■ Your objective: Copy each line that has the string "TradingView" somewhere in it.

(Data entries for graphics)
==========
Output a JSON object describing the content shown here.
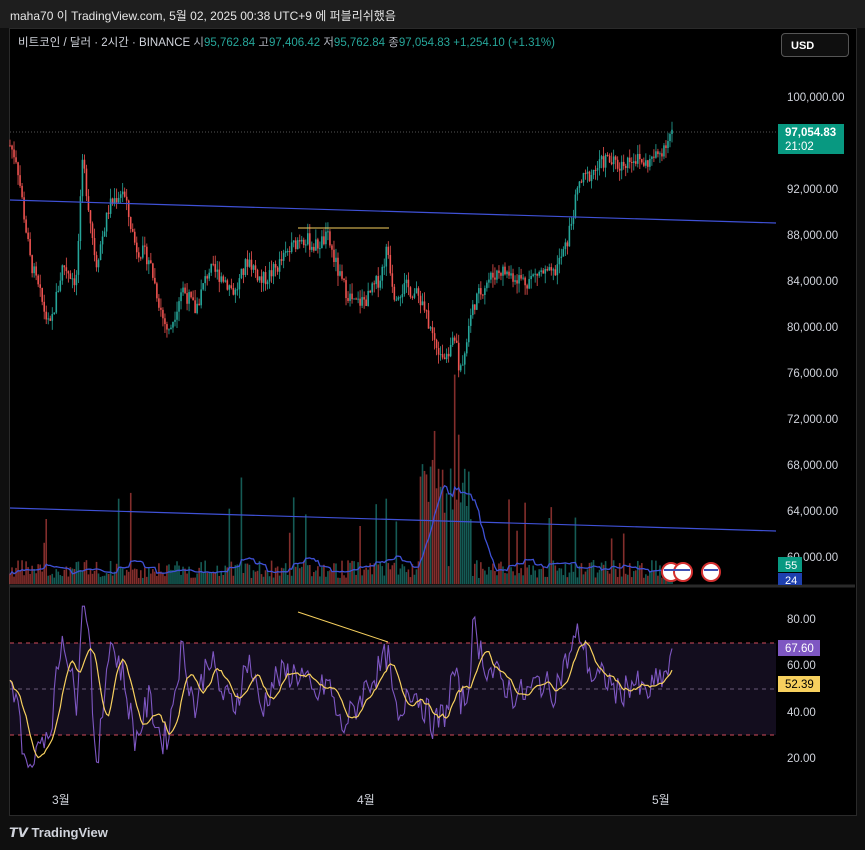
{
  "page_header": "maha70 이 TradingView.com, 5월 02, 2025 00:38 UTC+9 에 퍼블리쉬했음",
  "legend": {
    "symbol": "비트코인 / 달러 · 2시간 · BINANCE",
    "open_label": "시",
    "open": "95,762.84",
    "high_label": "고",
    "high": "97,406.42",
    "low_label": "저",
    "low": "95,762.84",
    "close_label": "종",
    "close": "97,054.83",
    "change": "+1,254.10 (+1.31%)"
  },
  "currency_button": "USD",
  "footer_logo": "TradingView",
  "colors": {
    "up": "#26a69a",
    "down": "#ef5350",
    "trendline": "#3f51d6",
    "rsi": "#7e57c2",
    "rsi_ma": "#f7d05e",
    "last_price": "#089981"
  },
  "chart_data": [
    {
      "type": "candlestick",
      "title": "",
      "y_ticks": [
        "100,000.00",
        "92,000.00",
        "88,000.00",
        "84,000.00",
        "80,000.00",
        "76,000.00",
        "72,000.00",
        "68,000.00",
        "64,000.00",
        "60,000.00"
      ],
      "x_ticks": [
        "3월",
        "4월",
        "5월"
      ],
      "ylim": [
        58000,
        103000
      ],
      "last_price": {
        "value": "97,054.83",
        "countdown": "21:02"
      },
      "volume_badges": [
        "55",
        "24"
      ],
      "price_path": [
        {
          "x": 0.0,
          "y": 95800
        },
        {
          "x": 0.01,
          "y": 94600
        },
        {
          "x": 0.03,
          "y": 86000
        },
        {
          "x": 0.06,
          "y": 79800
        },
        {
          "x": 0.08,
          "y": 85500
        },
        {
          "x": 0.1,
          "y": 84000
        },
        {
          "x": 0.11,
          "y": 94500
        },
        {
          "x": 0.13,
          "y": 85500
        },
        {
          "x": 0.15,
          "y": 90500
        },
        {
          "x": 0.17,
          "y": 92000
        },
        {
          "x": 0.19,
          "y": 87000
        },
        {
          "x": 0.21,
          "y": 86000
        },
        {
          "x": 0.23,
          "y": 81000
        },
        {
          "x": 0.24,
          "y": 79500
        },
        {
          "x": 0.26,
          "y": 83500
        },
        {
          "x": 0.28,
          "y": 81500
        },
        {
          "x": 0.3,
          "y": 85000
        },
        {
          "x": 0.32,
          "y": 84500
        },
        {
          "x": 0.34,
          "y": 83000
        },
        {
          "x": 0.36,
          "y": 86000
        },
        {
          "x": 0.38,
          "y": 84000
        },
        {
          "x": 0.4,
          "y": 85000
        },
        {
          "x": 0.42,
          "y": 86500
        },
        {
          "x": 0.44,
          "y": 88000
        },
        {
          "x": 0.46,
          "y": 87000
        },
        {
          "x": 0.48,
          "y": 87800
        },
        {
          "x": 0.5,
          "y": 84000
        },
        {
          "x": 0.52,
          "y": 82000
        },
        {
          "x": 0.54,
          "y": 82500
        },
        {
          "x": 0.56,
          "y": 84500
        },
        {
          "x": 0.57,
          "y": 87000
        },
        {
          "x": 0.58,
          "y": 83000
        },
        {
          "x": 0.6,
          "y": 83500
        },
        {
          "x": 0.62,
          "y": 82500
        },
        {
          "x": 0.64,
          "y": 79000
        },
        {
          "x": 0.66,
          "y": 77000
        },
        {
          "x": 0.67,
          "y": 80000
        },
        {
          "x": 0.68,
          "y": 76000
        },
        {
          "x": 0.7,
          "y": 82000
        },
        {
          "x": 0.72,
          "y": 84000
        },
        {
          "x": 0.74,
          "y": 85000
        },
        {
          "x": 0.76,
          "y": 84500
        },
        {
          "x": 0.78,
          "y": 84000
        },
        {
          "x": 0.8,
          "y": 84800
        },
        {
          "x": 0.82,
          "y": 84500
        },
        {
          "x": 0.84,
          "y": 87000
        },
        {
          "x": 0.86,
          "y": 92500
        },
        {
          "x": 0.88,
          "y": 93500
        },
        {
          "x": 0.9,
          "y": 94600
        },
        {
          "x": 0.92,
          "y": 94000
        },
        {
          "x": 0.94,
          "y": 94800
        },
        {
          "x": 0.96,
          "y": 94200
        },
        {
          "x": 0.98,
          "y": 95000
        },
        {
          "x": 1.0,
          "y": 97054
        }
      ]
    },
    {
      "type": "line",
      "title": "",
      "y_ticks": [
        "80.00",
        "60.00",
        "40.00",
        "20.00"
      ],
      "bands": {
        "upper": 70,
        "middle": 50,
        "lower": 30
      },
      "ylim": [
        10,
        90
      ],
      "rsi_value": "67.60",
      "rsi_ma_value": "52.39"
    }
  ]
}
==========
■ Final answer:
  "page_header": "maha70 이 TradingView.com, 5월 02, 2025 00:38 UTC+9 에 퍼블리쉬했음",
  "footer_logo": "TradingView",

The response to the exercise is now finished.